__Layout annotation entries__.
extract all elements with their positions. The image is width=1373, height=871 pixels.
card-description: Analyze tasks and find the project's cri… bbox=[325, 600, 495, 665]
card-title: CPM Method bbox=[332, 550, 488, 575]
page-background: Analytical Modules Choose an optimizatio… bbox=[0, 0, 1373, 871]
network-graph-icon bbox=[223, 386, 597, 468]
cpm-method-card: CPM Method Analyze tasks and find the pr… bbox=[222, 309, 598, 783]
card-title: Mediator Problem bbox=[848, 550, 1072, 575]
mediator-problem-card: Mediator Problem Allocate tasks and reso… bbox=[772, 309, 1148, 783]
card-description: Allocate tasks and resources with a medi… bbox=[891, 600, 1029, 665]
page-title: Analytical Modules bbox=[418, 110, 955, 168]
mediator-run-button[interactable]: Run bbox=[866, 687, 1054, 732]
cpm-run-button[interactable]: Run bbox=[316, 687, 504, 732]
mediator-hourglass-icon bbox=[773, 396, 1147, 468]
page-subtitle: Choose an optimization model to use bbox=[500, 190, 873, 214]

__TASK INSTRUCTIONS__. Reproduce each line of these entries word for word.

__FINAL ANSWER__.
extract all elements with their positions. The image is width=1373, height=871 pixels.
card-description: Analyze tasks and find the project's cri… bbox=[325, 600, 495, 665]
card-title: CPM Method bbox=[332, 550, 488, 575]
page-background: Analytical Modules Choose an optimizatio… bbox=[0, 0, 1373, 871]
network-graph-icon bbox=[223, 386, 597, 468]
cpm-method-card: CPM Method Analyze tasks and find the pr… bbox=[222, 309, 598, 783]
card-title: Mediator Problem bbox=[848, 550, 1072, 575]
mediator-problem-card: Mediator Problem Allocate tasks and reso… bbox=[772, 309, 1148, 783]
card-description: Allocate tasks and resources with a medi… bbox=[891, 600, 1029, 665]
page-title: Analytical Modules bbox=[418, 110, 955, 168]
mediator-run-button[interactable]: Run bbox=[866, 687, 1054, 732]
cpm-run-button[interactable]: Run bbox=[316, 687, 504, 732]
mediator-hourglass-icon bbox=[773, 396, 1147, 468]
page-subtitle: Choose an optimization model to use bbox=[500, 190, 873, 214]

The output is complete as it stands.